ПРЕДСТАВЛЕННЫЙ ТЕКСТ:
══════════

Главными центрами иджтихада были крупные города халифата, где жили учёные-богословы: Мекка, Медина, Куфа, Басра, Бейрут, Дамаск. В течение почти четырёх веков — с конца 7 по 11 век — шло соревнование за приоритет в теоретическом обосновании ислама, переходившее время от времени в прямые столкновения[1]. К концу этого периода сформировались богословско-правовые школы — мазхабы, сложились принципы ислама как идеологии и как обоснования общественного устройства. Дальнейшая их разработка в мазхабах, кроме ханбалитского, прекратилась, «врата иджтихада закрылись», уточнялись отдельные второстепенные вопросы, переписывались и комментировались сочинения предшественников, богословский авторитет которых считался непререкаемым[1].

Однако, для понимания утверждения о закрытии врат иджтихада уместно привести цитату муфтия Татарстана Камиля Самигуллина: «Слова „с такого-то времени врата иджтихада закрыты“ следует понимать как отсутствие учёных, способных к иджтихаду и обладающих условиями иджтихада, т. е. с такого-то времени не воспитывались учёные-муджтахиды. Эти слова нельзя понимать в значении „достигшие уровня иджтихада учёные не могут совершать иджтихад“. Вышесказанные слова также могут означать то, что после знаменитых имамов мазхабов нет смысла приоткрывать двери абсолютного иджтихада. Эти учёные уже определили для уммы необходимые правовые правила и законы. Для абсолютного иджтихада сегодня места нет. В то же самое время в каждую эпоху возникают те или иные вопросы, требующие иджтихада. Никто не может сказать, что в иджтихаде такого рода нет нужды»[2].

══════════

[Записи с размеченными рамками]
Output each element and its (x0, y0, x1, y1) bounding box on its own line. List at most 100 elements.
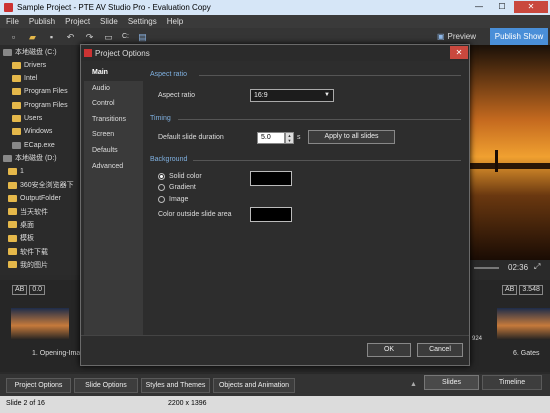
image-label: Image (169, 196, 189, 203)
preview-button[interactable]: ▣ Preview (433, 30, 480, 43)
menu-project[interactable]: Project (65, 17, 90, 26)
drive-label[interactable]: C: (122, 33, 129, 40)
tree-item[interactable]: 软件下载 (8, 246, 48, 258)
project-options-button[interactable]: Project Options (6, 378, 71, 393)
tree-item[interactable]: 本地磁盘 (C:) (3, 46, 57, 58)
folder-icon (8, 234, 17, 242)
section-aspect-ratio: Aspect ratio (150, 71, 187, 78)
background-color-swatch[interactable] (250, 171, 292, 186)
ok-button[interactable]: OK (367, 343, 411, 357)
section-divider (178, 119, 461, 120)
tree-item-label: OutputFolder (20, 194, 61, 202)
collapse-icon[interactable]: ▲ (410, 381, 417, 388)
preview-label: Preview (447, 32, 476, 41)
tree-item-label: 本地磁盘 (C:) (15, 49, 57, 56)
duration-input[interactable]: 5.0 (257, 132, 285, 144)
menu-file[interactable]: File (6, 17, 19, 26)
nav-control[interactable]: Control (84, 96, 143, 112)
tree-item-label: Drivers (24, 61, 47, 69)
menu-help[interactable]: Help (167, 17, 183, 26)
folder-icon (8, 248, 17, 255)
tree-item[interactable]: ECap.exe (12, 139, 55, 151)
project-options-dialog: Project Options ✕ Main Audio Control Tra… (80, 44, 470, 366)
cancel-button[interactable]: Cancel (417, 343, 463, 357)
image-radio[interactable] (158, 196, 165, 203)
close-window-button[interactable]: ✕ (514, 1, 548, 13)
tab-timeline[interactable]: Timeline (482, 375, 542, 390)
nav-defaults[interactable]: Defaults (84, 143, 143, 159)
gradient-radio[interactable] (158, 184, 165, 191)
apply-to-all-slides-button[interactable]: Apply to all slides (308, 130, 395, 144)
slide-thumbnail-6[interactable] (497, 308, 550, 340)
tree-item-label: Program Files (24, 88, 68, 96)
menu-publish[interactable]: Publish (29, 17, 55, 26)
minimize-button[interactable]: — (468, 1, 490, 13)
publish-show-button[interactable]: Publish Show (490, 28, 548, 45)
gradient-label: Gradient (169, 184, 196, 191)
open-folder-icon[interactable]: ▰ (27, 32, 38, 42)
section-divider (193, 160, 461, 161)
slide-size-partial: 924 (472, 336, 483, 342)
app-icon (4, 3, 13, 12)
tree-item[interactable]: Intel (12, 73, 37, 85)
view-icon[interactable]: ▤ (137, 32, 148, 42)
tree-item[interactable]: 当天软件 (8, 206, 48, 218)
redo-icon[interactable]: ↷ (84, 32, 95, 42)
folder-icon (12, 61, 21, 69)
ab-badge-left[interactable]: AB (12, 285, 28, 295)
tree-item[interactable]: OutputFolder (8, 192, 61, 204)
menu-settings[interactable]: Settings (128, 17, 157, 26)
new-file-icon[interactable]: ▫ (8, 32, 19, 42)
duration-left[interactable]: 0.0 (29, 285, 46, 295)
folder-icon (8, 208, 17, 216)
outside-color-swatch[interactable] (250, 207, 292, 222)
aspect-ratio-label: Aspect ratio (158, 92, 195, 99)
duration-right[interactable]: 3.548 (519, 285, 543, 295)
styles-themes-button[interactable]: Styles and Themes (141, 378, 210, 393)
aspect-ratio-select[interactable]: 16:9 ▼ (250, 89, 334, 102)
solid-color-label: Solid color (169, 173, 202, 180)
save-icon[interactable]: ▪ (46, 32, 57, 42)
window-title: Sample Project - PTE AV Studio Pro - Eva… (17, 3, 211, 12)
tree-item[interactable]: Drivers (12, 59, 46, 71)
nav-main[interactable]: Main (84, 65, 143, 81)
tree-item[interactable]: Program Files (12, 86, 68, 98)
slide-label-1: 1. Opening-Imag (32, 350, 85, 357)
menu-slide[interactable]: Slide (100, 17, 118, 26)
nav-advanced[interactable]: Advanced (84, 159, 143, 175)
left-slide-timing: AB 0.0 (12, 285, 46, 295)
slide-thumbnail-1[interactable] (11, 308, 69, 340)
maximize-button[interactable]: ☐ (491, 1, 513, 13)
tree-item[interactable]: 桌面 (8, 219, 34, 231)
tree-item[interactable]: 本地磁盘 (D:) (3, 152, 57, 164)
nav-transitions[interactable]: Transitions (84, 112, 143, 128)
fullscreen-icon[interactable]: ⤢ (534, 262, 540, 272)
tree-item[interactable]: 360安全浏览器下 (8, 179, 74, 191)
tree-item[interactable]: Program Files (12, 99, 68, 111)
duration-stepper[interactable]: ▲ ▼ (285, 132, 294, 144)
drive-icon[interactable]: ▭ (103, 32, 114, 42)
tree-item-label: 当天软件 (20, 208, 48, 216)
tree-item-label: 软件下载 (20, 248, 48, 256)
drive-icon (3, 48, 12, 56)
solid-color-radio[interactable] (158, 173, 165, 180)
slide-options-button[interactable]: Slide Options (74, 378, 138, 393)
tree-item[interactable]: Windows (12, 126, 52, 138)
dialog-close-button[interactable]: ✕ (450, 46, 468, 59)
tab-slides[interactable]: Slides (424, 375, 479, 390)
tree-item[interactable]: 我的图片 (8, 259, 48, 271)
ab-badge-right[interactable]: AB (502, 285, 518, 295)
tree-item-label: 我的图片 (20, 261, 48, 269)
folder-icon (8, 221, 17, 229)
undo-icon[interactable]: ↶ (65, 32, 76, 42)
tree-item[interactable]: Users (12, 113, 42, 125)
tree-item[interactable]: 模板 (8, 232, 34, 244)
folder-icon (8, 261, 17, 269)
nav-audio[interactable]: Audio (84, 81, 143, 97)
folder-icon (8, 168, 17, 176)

══════════

УСЛОВИЯ ЗАДАНИЯ:
• a. Как в тексте об иджтихаде названы богословско-правовые школы, сформировавшиеся к концу периода соревнования?
• b. Перечислите все города, которые текст об иджтихаде называет главными центрами иджтихада.
• c. Продолжите текст об иджтихаде с того места, на котором он заканчивается.
Материал здесь не понадобится.

ИТОГОВЫЕ ОТВЕТЫ:
• a. Мазхабы.

• b. Мекка, Медина, Куфа, Басра, Бейрут, Дамаск.

• c.
Имам ан-Навави в книге «Маджму’» отмечает: «Независимый и абсолютный иджтихад, не связанный с мазхабом, завершился в начале четвёртого века. Иджтихад, связанный с мазхабом, будет продолжаться вплоть до Судного дня. Иджтихад такого типа не может завершиться. Это ответственность, лежащая на всей умме. Если мусульмане отвернутся от этого, они впадут в грех всей уммой. Имам аль-Маварди, имам ар-Руяни и другие разъяснили этот вопрос в подробностях»[2].

После слов некоторых учёных «врата иджтихада закрыты» все же появились новые учёные, достигшие уровня иджтихада. Шейх Халиль Гюненч привел слова Юсуфа аль-Кардави, по мнению которого к таким ученым относятся аль-‘Из ибн ‘Абд ас-Салям, Ибн Дакик аль-‘Ид, Ибн Сейид ан-Нас, Зейн ад-Дин аль-‘Ираки, Ибн Хаджар аль-‘Аскаляни, Джалаль ад-Дин Суюты[2].

В 19 веке с возникновением реформаторских течений в исламе появились тенденции к «открытию врат иджтихада», то есть к возрождению иджтихада, для того чтобы пересмотреть принципы ислама с позиций современной жизни[1]. Однако широкой поддержки со стороны исламской общественности эти тенденции не находят[1]. Исключение - сунниты-ханбалиты и шииты-джафариты, по мнению которых "врата иджтихада открыты"[3]. Поэтому все реформаторские учения в исламе, кроме последователей джадидов, обычно считают себя ханбалитами или шиитами.[4]

Этимология (иджтихад и муджтахид)

Слово «иджтихад» происходит от того же корня, что и слово «джихад». Арабско-русский словарь Х. К. Баранова в качестве значений слова «иджтихад» перечисляет следующие[5]:

  1. Старание, усердие, прилежание.
  2. юр.-богосл. Достижение высшей ступени знаний и получение права самостоятельно решать некоторые вопросы юридическо-богословского характера.
  3. Самостоятельное творчество, свободное исследование (источников).

Для однокоренного слова «муджтахид» (араб. مُجْتهِد‎) приводятся такие значения[5]:

  1. Прилежный, старательный, усердный.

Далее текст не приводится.